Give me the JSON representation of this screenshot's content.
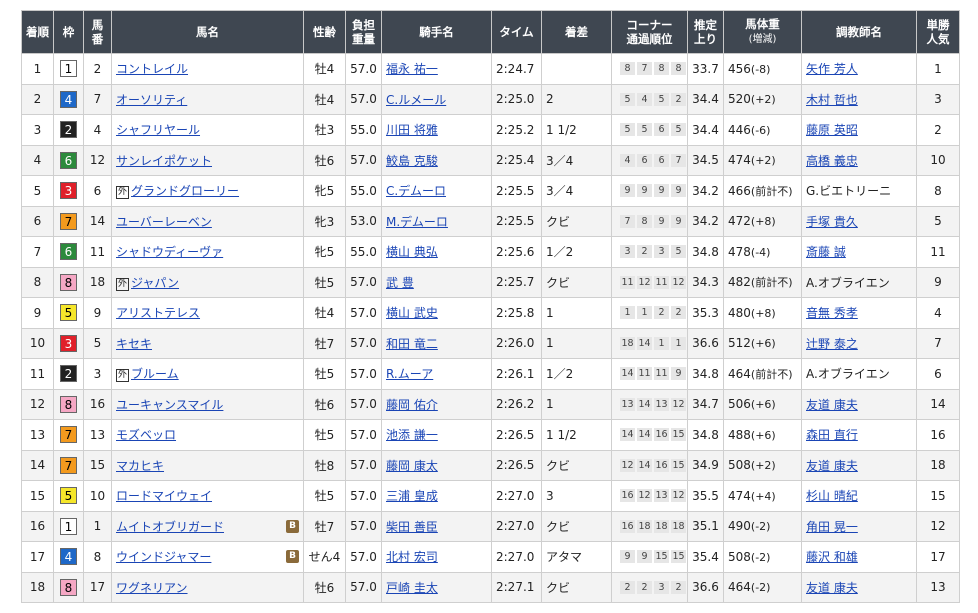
{
  "headers": {
    "rank": "着順",
    "waku": "枠",
    "num": [
      "馬",
      "番"
    ],
    "horse": "馬名",
    "sexage": "性齢",
    "weight": [
      "負担",
      "重量"
    ],
    "jockey": "騎手名",
    "time": "タイム",
    "margin": "着差",
    "corner": [
      "コーナー",
      "通過順位"
    ],
    "last3f": [
      "推定",
      "上り"
    ],
    "bodyweight": [
      "馬体重",
      "(増減)"
    ],
    "trainer": "調教師名",
    "pop": [
      "単勝",
      "人気"
    ]
  },
  "waku_colors": {
    "1": {
      "bg": "#ffffff",
      "fg": "#000000"
    },
    "2": {
      "bg": "#222222",
      "fg": "#ffffff"
    },
    "3": {
      "bg": "#e0202a",
      "fg": "#ffffff"
    },
    "4": {
      "bg": "#1e68c8",
      "fg": "#ffffff"
    },
    "5": {
      "bg": "#f5e62a",
      "fg": "#000000"
    },
    "6": {
      "bg": "#2c8a3c",
      "fg": "#ffffff"
    },
    "7": {
      "bg": "#f39a1e",
      "fg": "#000000"
    },
    "8": {
      "bg": "#f5a7c4",
      "fg": "#000000"
    }
  },
  "rows": [
    {
      "rank": "1",
      "waku": "1",
      "num": "2",
      "horse": "コントレイル",
      "foreign": false,
      "blinker": false,
      "sexage": "牡4",
      "weight": "57.0",
      "jockey": "福永 祐一",
      "time": "2:24.7",
      "margin": "",
      "corner": [
        "8",
        "7",
        "8",
        "8"
      ],
      "last3f": "33.7",
      "bw": "456",
      "bwd": "(-8)",
      "trainer": "矢作 芳人",
      "trainer_link": true,
      "pop": "1"
    },
    {
      "rank": "2",
      "waku": "4",
      "num": "7",
      "horse": "オーソリティ",
      "foreign": false,
      "blinker": false,
      "sexage": "牡4",
      "weight": "57.0",
      "jockey": "C.ルメール",
      "time": "2:25.0",
      "margin": "2",
      "corner": [
        "5",
        "4",
        "5",
        "2"
      ],
      "last3f": "34.4",
      "bw": "520",
      "bwd": "(+2)",
      "trainer": "木村 哲也",
      "trainer_link": true,
      "pop": "3"
    },
    {
      "rank": "3",
      "waku": "2",
      "num": "4",
      "horse": "シャフリヤール",
      "foreign": false,
      "blinker": false,
      "sexage": "牡3",
      "weight": "55.0",
      "jockey": "川田 将雅",
      "time": "2:25.2",
      "margin": "1 1/2",
      "corner": [
        "5",
        "5",
        "6",
        "5"
      ],
      "last3f": "34.4",
      "bw": "446",
      "bwd": "(-6)",
      "trainer": "藤原 英昭",
      "trainer_link": true,
      "pop": "2"
    },
    {
      "rank": "4",
      "waku": "6",
      "num": "12",
      "horse": "サンレイポケット",
      "foreign": false,
      "blinker": false,
      "sexage": "牡6",
      "weight": "57.0",
      "jockey": "鮫島 克駿",
      "time": "2:25.4",
      "margin": "3／4",
      "corner": [
        "4",
        "6",
        "6",
        "7"
      ],
      "last3f": "34.5",
      "bw": "474",
      "bwd": "(+2)",
      "trainer": "高橋 義忠",
      "trainer_link": true,
      "pop": "10"
    },
    {
      "rank": "5",
      "waku": "3",
      "num": "6",
      "horse": "グランドグローリー",
      "foreign": true,
      "blinker": false,
      "sexage": "牝5",
      "weight": "55.0",
      "jockey": "C.デムーロ",
      "time": "2:25.5",
      "margin": "3／4",
      "corner": [
        "9",
        "9",
        "9",
        "9"
      ],
      "last3f": "34.2",
      "bw": "466",
      "bwd": "(前計不)",
      "trainer": "G.ビエトリーニ",
      "trainer_link": false,
      "pop": "8"
    },
    {
      "rank": "6",
      "waku": "7",
      "num": "14",
      "horse": "ユーバーレーベン",
      "foreign": false,
      "blinker": false,
      "sexage": "牝3",
      "weight": "53.0",
      "jockey": "M.デムーロ",
      "time": "2:25.5",
      "margin": "クビ",
      "corner": [
        "7",
        "8",
        "9",
        "9"
      ],
      "last3f": "34.2",
      "bw": "472",
      "bwd": "(+8)",
      "trainer": "手塚 貴久",
      "trainer_link": true,
      "pop": "5"
    },
    {
      "rank": "7",
      "waku": "6",
      "num": "11",
      "horse": "シャドウディーヴァ",
      "foreign": false,
      "blinker": false,
      "sexage": "牝5",
      "weight": "55.0",
      "jockey": "横山 典弘",
      "time": "2:25.6",
      "margin": "1／2",
      "corner": [
        "3",
        "2",
        "3",
        "5"
      ],
      "last3f": "34.8",
      "bw": "478",
      "bwd": "(-4)",
      "trainer": "斎藤 誠",
      "trainer_link": true,
      "pop": "11"
    },
    {
      "rank": "8",
      "waku": "8",
      "num": "18",
      "horse": "ジャパン",
      "foreign": true,
      "blinker": false,
      "sexage": "牡5",
      "weight": "57.0",
      "jockey": "武 豊",
      "time": "2:25.7",
      "margin": "クビ",
      "corner": [
        "11",
        "12",
        "11",
        "12"
      ],
      "last3f": "34.3",
      "bw": "482",
      "bwd": "(前計不)",
      "trainer": "A.オブライエン",
      "trainer_link": false,
      "pop": "9"
    },
    {
      "rank": "9",
      "waku": "5",
      "num": "9",
      "horse": "アリストテレス",
      "foreign": false,
      "blinker": false,
      "sexage": "牡4",
      "weight": "57.0",
      "jockey": "横山 武史",
      "time": "2:25.8",
      "margin": "1",
      "corner": [
        "1",
        "1",
        "2",
        "2"
      ],
      "last3f": "35.3",
      "bw": "480",
      "bwd": "(+8)",
      "trainer": "音無 秀孝",
      "trainer_link": true,
      "pop": "4"
    },
    {
      "rank": "10",
      "waku": "3",
      "num": "5",
      "horse": "キセキ",
      "foreign": false,
      "blinker": false,
      "sexage": "牡7",
      "weight": "57.0",
      "jockey": "和田 竜二",
      "time": "2:26.0",
      "margin": "1",
      "corner": [
        "18",
        "14",
        "1",
        "1"
      ],
      "last3f": "36.6",
      "bw": "512",
      "bwd": "(+6)",
      "trainer": "辻野 泰之",
      "trainer_link": true,
      "pop": "7"
    },
    {
      "rank": "11",
      "waku": "2",
      "num": "3",
      "horse": "ブルーム",
      "foreign": true,
      "blinker": false,
      "sexage": "牡5",
      "weight": "57.0",
      "jockey": "R.ムーア",
      "time": "2:26.1",
      "margin": "1／2",
      "corner": [
        "14",
        "11",
        "11",
        "9"
      ],
      "last3f": "34.8",
      "bw": "464",
      "bwd": "(前計不)",
      "trainer": "A.オブライエン",
      "trainer_link": false,
      "pop": "6"
    },
    {
      "rank": "12",
      "waku": "8",
      "num": "16",
      "horse": "ユーキャンスマイル",
      "foreign": false,
      "blinker": false,
      "sexage": "牡6",
      "weight": "57.0",
      "jockey": "藤岡 佑介",
      "time": "2:26.2",
      "margin": "1",
      "corner": [
        "13",
        "14",
        "13",
        "12"
      ],
      "last3f": "34.7",
      "bw": "506",
      "bwd": "(+6)",
      "trainer": "友道 康夫",
      "trainer_link": true,
      "pop": "14"
    },
    {
      "rank": "13",
      "waku": "7",
      "num": "13",
      "horse": "モズベッロ",
      "foreign": false,
      "blinker": false,
      "sexage": "牡5",
      "weight": "57.0",
      "jockey": "池添 謙一",
      "time": "2:26.5",
      "margin": "1 1/2",
      "corner": [
        "14",
        "14",
        "16",
        "15"
      ],
      "last3f": "34.8",
      "bw": "488",
      "bwd": "(+6)",
      "trainer": "森田 直行",
      "trainer_link": true,
      "pop": "16"
    },
    {
      "rank": "14",
      "waku": "7",
      "num": "15",
      "horse": "マカヒキ",
      "foreign": false,
      "blinker": false,
      "sexage": "牡8",
      "weight": "57.0",
      "jockey": "藤岡 康太",
      "time": "2:26.5",
      "margin": "クビ",
      "corner": [
        "12",
        "14",
        "16",
        "15"
      ],
      "last3f": "34.9",
      "bw": "508",
      "bwd": "(+2)",
      "trainer": "友道 康夫",
      "trainer_link": true,
      "pop": "18"
    },
    {
      "rank": "15",
      "waku": "5",
      "num": "10",
      "horse": "ロードマイウェイ",
      "foreign": false,
      "blinker": false,
      "sexage": "牡5",
      "weight": "57.0",
      "jockey": "三浦 皇成",
      "time": "2:27.0",
      "margin": "3",
      "corner": [
        "16",
        "12",
        "13",
        "12"
      ],
      "last3f": "35.5",
      "bw": "474",
      "bwd": "(+4)",
      "trainer": "杉山 晴紀",
      "trainer_link": true,
      "pop": "15"
    },
    {
      "rank": "16",
      "waku": "1",
      "num": "1",
      "horse": "ムイトオブリガード",
      "foreign": false,
      "blinker": true,
      "sexage": "牡7",
      "weight": "57.0",
      "jockey": "柴田 善臣",
      "time": "2:27.0",
      "margin": "クビ",
      "corner": [
        "16",
        "18",
        "18",
        "18"
      ],
      "last3f": "35.1",
      "bw": "490",
      "bwd": "(-2)",
      "trainer": "角田 晃一",
      "trainer_link": true,
      "pop": "12"
    },
    {
      "rank": "17",
      "waku": "4",
      "num": "8",
      "horse": "ウインドジャマー",
      "foreign": false,
      "blinker": true,
      "sexage": "せん4",
      "weight": "57.0",
      "jockey": "北村 宏司",
      "time": "2:27.0",
      "margin": "アタマ",
      "corner": [
        "9",
        "9",
        "15",
        "15"
      ],
      "last3f": "35.4",
      "bw": "508",
      "bwd": "(-2)",
      "trainer": "藤沢 和雄",
      "trainer_link": true,
      "pop": "17"
    },
    {
      "rank": "18",
      "waku": "8",
      "num": "17",
      "horse": "ワグネリアン",
      "foreign": false,
      "blinker": false,
      "sexage": "牡6",
      "weight": "57.0",
      "jockey": "戸崎 圭太",
      "time": "2:27.1",
      "margin": "クビ",
      "corner": [
        "2",
        "2",
        "3",
        "2"
      ],
      "last3f": "36.6",
      "bw": "464",
      "bwd": "(-2)",
      "trainer": "友道 康夫",
      "trainer_link": true,
      "pop": "13"
    }
  ],
  "labels": {
    "foreign": "外",
    "blinker": "B"
  }
}
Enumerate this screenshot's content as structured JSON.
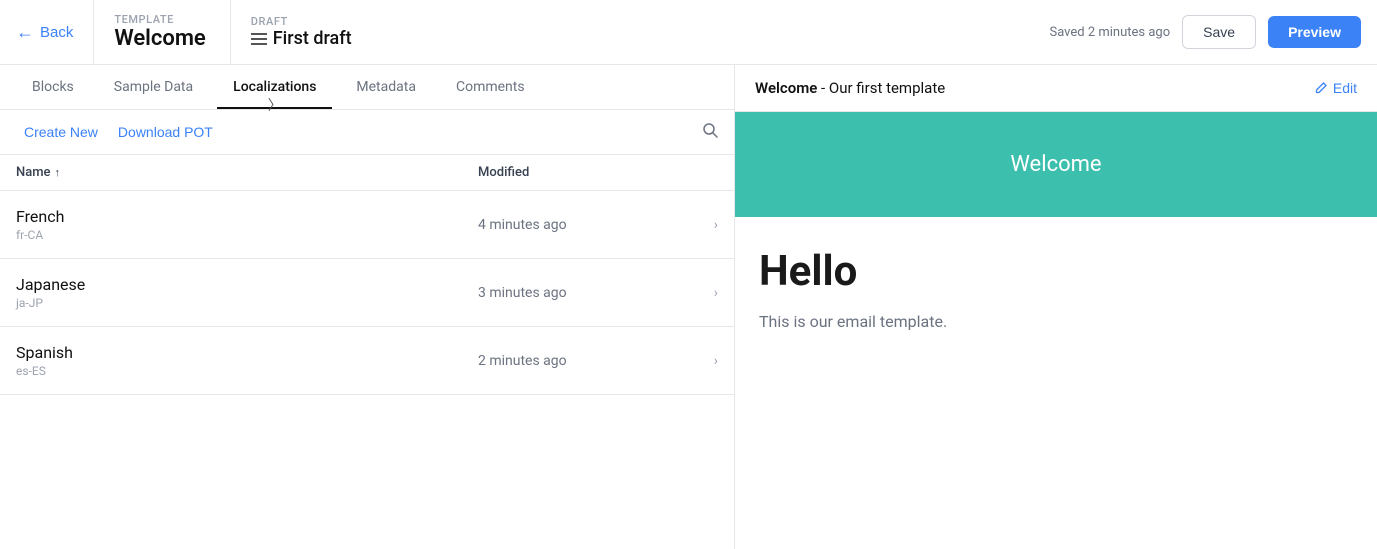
{
  "header": {
    "back_label": "Back",
    "template_label": "TEMPLATE",
    "template_name": "Welcome",
    "draft_label": "DRAFT",
    "draft_name": "First draft",
    "saved_text": "Saved 2 minutes ago",
    "save_label": "Save",
    "preview_label": "Preview"
  },
  "tabs": [
    {
      "id": "blocks",
      "label": "Blocks",
      "active": false
    },
    {
      "id": "sample-data",
      "label": "Sample Data",
      "active": false
    },
    {
      "id": "localizations",
      "label": "Localizations",
      "active": true
    },
    {
      "id": "metadata",
      "label": "Metadata",
      "active": false
    },
    {
      "id": "comments",
      "label": "Comments",
      "active": false
    }
  ],
  "toolbar": {
    "create_new_label": "Create New",
    "download_pot_label": "Download POT"
  },
  "table": {
    "col_name": "Name",
    "col_modified": "Modified",
    "rows": [
      {
        "name": "French",
        "code": "fr-CA",
        "modified": "4 minutes ago"
      },
      {
        "name": "Japanese",
        "code": "ja-JP",
        "modified": "3 minutes ago"
      },
      {
        "name": "Spanish",
        "code": "es-ES",
        "modified": "2 minutes ago"
      }
    ]
  },
  "preview": {
    "title_bold": "Welcome",
    "title_rest": " - Our first template",
    "edit_label": "Edit",
    "hero_text": "Welcome",
    "email_heading": "Hello",
    "email_body": "This is our email template."
  }
}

=====

Find the word "JSON" in the material, then list each line that holds it.

Give me the JSON representation of this screenshot's content.
Enumerate this screenshot's content as structured JSON.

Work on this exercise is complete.